╭──
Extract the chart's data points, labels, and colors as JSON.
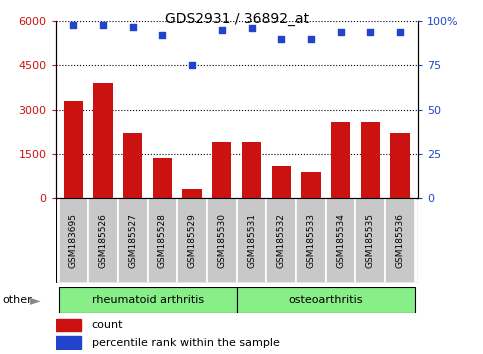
{
  "title": "GDS2931 / 36892_at",
  "samples": [
    "GSM183695",
    "GSM185526",
    "GSM185527",
    "GSM185528",
    "GSM185529",
    "GSM185530",
    "GSM185531",
    "GSM185532",
    "GSM185533",
    "GSM185534",
    "GSM185535",
    "GSM185536"
  ],
  "counts": [
    3300,
    3900,
    2200,
    1350,
    300,
    1900,
    1900,
    1100,
    900,
    2600,
    2600,
    2200
  ],
  "percentile_ranks": [
    98,
    98,
    97,
    92,
    75,
    95,
    96,
    90,
    90,
    94,
    94,
    94
  ],
  "group_labels": [
    "rheumatoid arthritis",
    "osteoarthritis"
  ],
  "group_ranges": [
    [
      0,
      6
    ],
    [
      6,
      12
    ]
  ],
  "bar_color": "#cc1111",
  "dot_color": "#2244cc",
  "background_color": "#ffffff",
  "tick_bg_color": "#c8c8c8",
  "group_color": "#88ee88",
  "ylim_left": [
    0,
    6000
  ],
  "ylim_right": [
    0,
    100
  ],
  "yticks_left": [
    0,
    1500,
    3000,
    4500,
    6000
  ],
  "ytick_labels_left": [
    "0",
    "1500",
    "3000",
    "4500",
    "6000"
  ],
  "yticks_right": [
    0,
    25,
    50,
    75,
    100
  ],
  "ytick_labels_right": [
    "0",
    "25",
    "50",
    "75",
    "100%"
  ],
  "legend_items": [
    {
      "label": "count",
      "color": "#cc1111"
    },
    {
      "label": "percentile rank within the sample",
      "color": "#2244cc"
    }
  ],
  "other_label": "other"
}
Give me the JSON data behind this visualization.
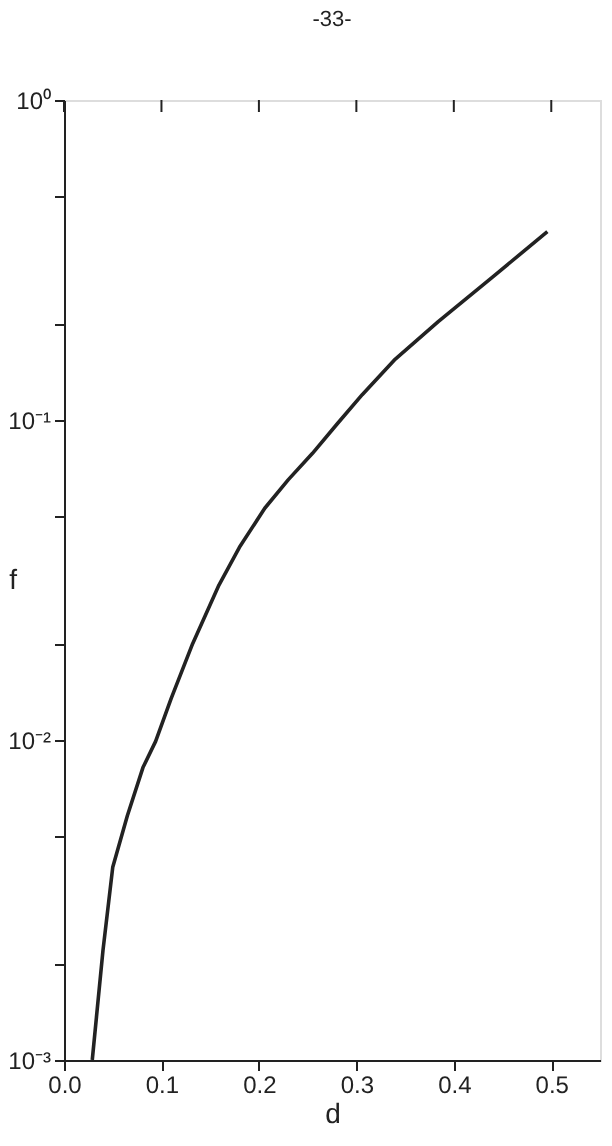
{
  "chart_data": {
    "type": "line",
    "xlabel": "d",
    "ylabel": "f",
    "annotations": [
      "-33-"
    ],
    "log": "y",
    "grid": false,
    "marker": "none",
    "line_style": "solid",
    "x": [
      0.029,
      0.04,
      0.05,
      0.065,
      0.081,
      0.094,
      0.11,
      0.132,
      0.159,
      0.18,
      0.206,
      0.23,
      0.255,
      0.28,
      0.306,
      0.34,
      0.384,
      0.44,
      0.496
    ],
    "series": [
      {
        "color": "#222222",
        "values": [
          0.001,
          0.0022,
          0.004,
          0.0058,
          0.0082,
          0.0099,
          0.0135,
          0.02,
          0.0305,
          0.04,
          0.053,
          0.065,
          0.0787,
          0.097,
          0.12,
          0.155,
          0.203,
          0.28,
          0.388
        ]
      }
    ],
    "xlim": [
      0,
      0.55
    ],
    "xticks": [
      {
        "value": 0,
        "label": "0.0"
      },
      0.1,
      0.2,
      0.3,
      0.4,
      0.5
    ],
    "ylim": [
      0.001,
      1
    ],
    "yticks": [
      {
        "value": 0.001,
        "label": "10⁻³"
      },
      {
        "value": 0.002,
        "label": null
      },
      {
        "value": 0.005,
        "label": null
      },
      {
        "value": 0.01,
        "label": "10⁻²"
      },
      {
        "value": 0.02,
        "label": null
      },
      {
        "value": 0.05,
        "label": null
      },
      {
        "value": 0.1,
        "label": "10⁻¹"
      },
      {
        "value": 0.2,
        "label": null
      },
      {
        "value": 0.5,
        "label": null
      },
      {
        "value": 1,
        "label": "10⁰"
      }
    ]
  }
}
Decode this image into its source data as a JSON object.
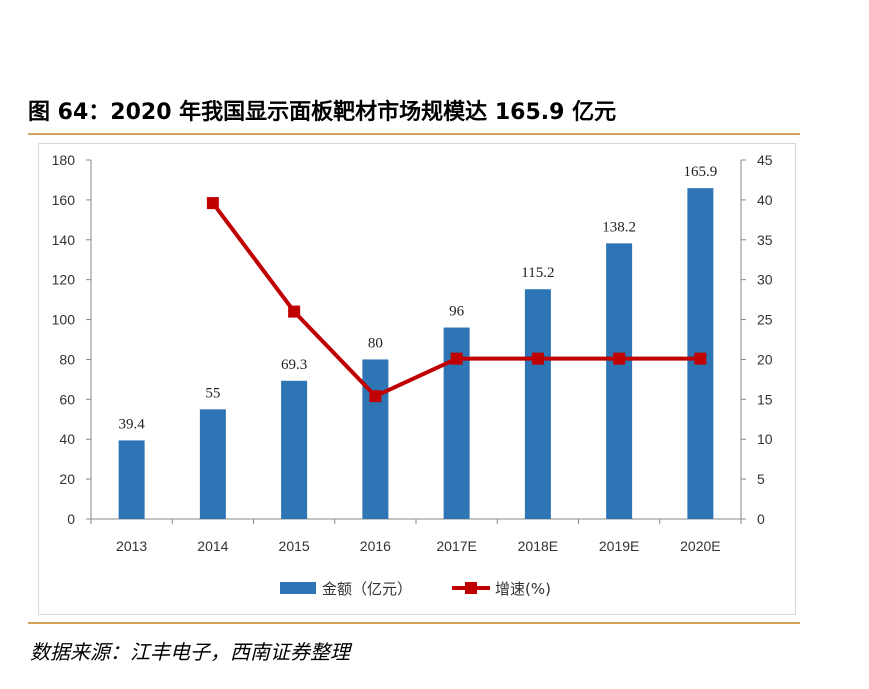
╰──
### [WRITTEN TASK]
Give an exact reproduction of every line, leaving out any picture.

### [TASK SOLUTION]
Extract the chart's data points, labels, and colors as JSON.
{
  "title": "GDS2931 / 36892_at",
  "samples": [
    "GSM183695",
    "GSM185526",
    "GSM185527",
    "GSM185528",
    "GSM185529",
    "GSM185530",
    "GSM185531",
    "GSM185532",
    "GSM185533",
    "GSM185534",
    "GSM185535",
    "GSM185536"
  ],
  "counts": [
    3300,
    3900,
    2200,
    1350,
    300,
    1900,
    1900,
    1100,
    900,
    2600,
    2600,
    2200
  ],
  "percentile_ranks": [
    98,
    98,
    97,
    92,
    75,
    95,
    96,
    90,
    90,
    94,
    94,
    94
  ],
  "group_labels": [
    "rheumatoid arthritis",
    "osteoarthritis"
  ],
  "group_ranges": [
    [
      0,
      6
    ],
    [
      6,
      12
    ]
  ],
  "bar_color": "#cc1111",
  "dot_color": "#2244cc",
  "background_color": "#ffffff",
  "tick_bg_color": "#c8c8c8",
  "group_color": "#88ee88",
  "ylim_left": [
    0,
    6000
  ],
  "ylim_right": [
    0,
    100
  ],
  "yticks_left": [
    0,
    1500,
    3000,
    4500,
    6000
  ],
  "ytick_labels_left": [
    "0",
    "1500",
    "3000",
    "4500",
    "6000"
  ],
  "yticks_right": [
    0,
    25,
    50,
    75,
    100
  ],
  "ytick_labels_right": [
    "0",
    "25",
    "50",
    "75",
    "100%"
  ],
  "legend_items": [
    {
      "label": "count",
      "color": "#cc1111"
    },
    {
      "label": "percentile rank within the sample",
      "color": "#2244cc"
    }
  ],
  "other_label": "other"
}
Give me the JSON data behind this visualization.
{
  "chart_data": {
    "type": "line",
    "xlabel": "d",
    "ylabel": "f",
    "annotations": [
      "-33-"
    ],
    "log": "y",
    "grid": false,
    "marker": "none",
    "line_style": "solid",
    "x": [
      0.029,
      0.04,
      0.05,
      0.065,
      0.081,
      0.094,
      0.11,
      0.132,
      0.159,
      0.18,
      0.206,
      0.23,
      0.255,
      0.28,
      0.306,
      0.34,
      0.384,
      0.44,
      0.496
    ],
    "series": [
      {
        "color": "#222222",
        "values": [
          0.001,
          0.0022,
          0.004,
          0.0058,
          0.0082,
          0.0099,
          0.0135,
          0.02,
          0.0305,
          0.04,
          0.053,
          0.065,
          0.0787,
          0.097,
          0.12,
          0.155,
          0.203,
          0.28,
          0.388
        ]
      }
    ],
    "xlim": [
      0,
      0.55
    ],
    "xticks": [
      {
        "value": 0,
        "label": "0.0"
      },
      0.1,
      0.2,
      0.3,
      0.4,
      0.5
    ],
    "ylim": [
      0.001,
      1
    ],
    "yticks": [
      {
        "value": 0.001,
        "label": "10⁻³"
      },
      {
        "value": 0.002,
        "label": null
      },
      {
        "value": 0.005,
        "label": null
      },
      {
        "value": 0.01,
        "label": "10⁻²"
      },
      {
        "value": 0.02,
        "label": null
      },
      {
        "value": 0.05,
        "label": null
      },
      {
        "value": 0.1,
        "label": "10⁻¹"
      },
      {
        "value": 0.2,
        "label": null
      },
      {
        "value": 0.5,
        "label": null
      },
      {
        "value": 1,
        "label": "10⁰"
      }
    ]
  }
}
Decode this image into its source data as a JSON object.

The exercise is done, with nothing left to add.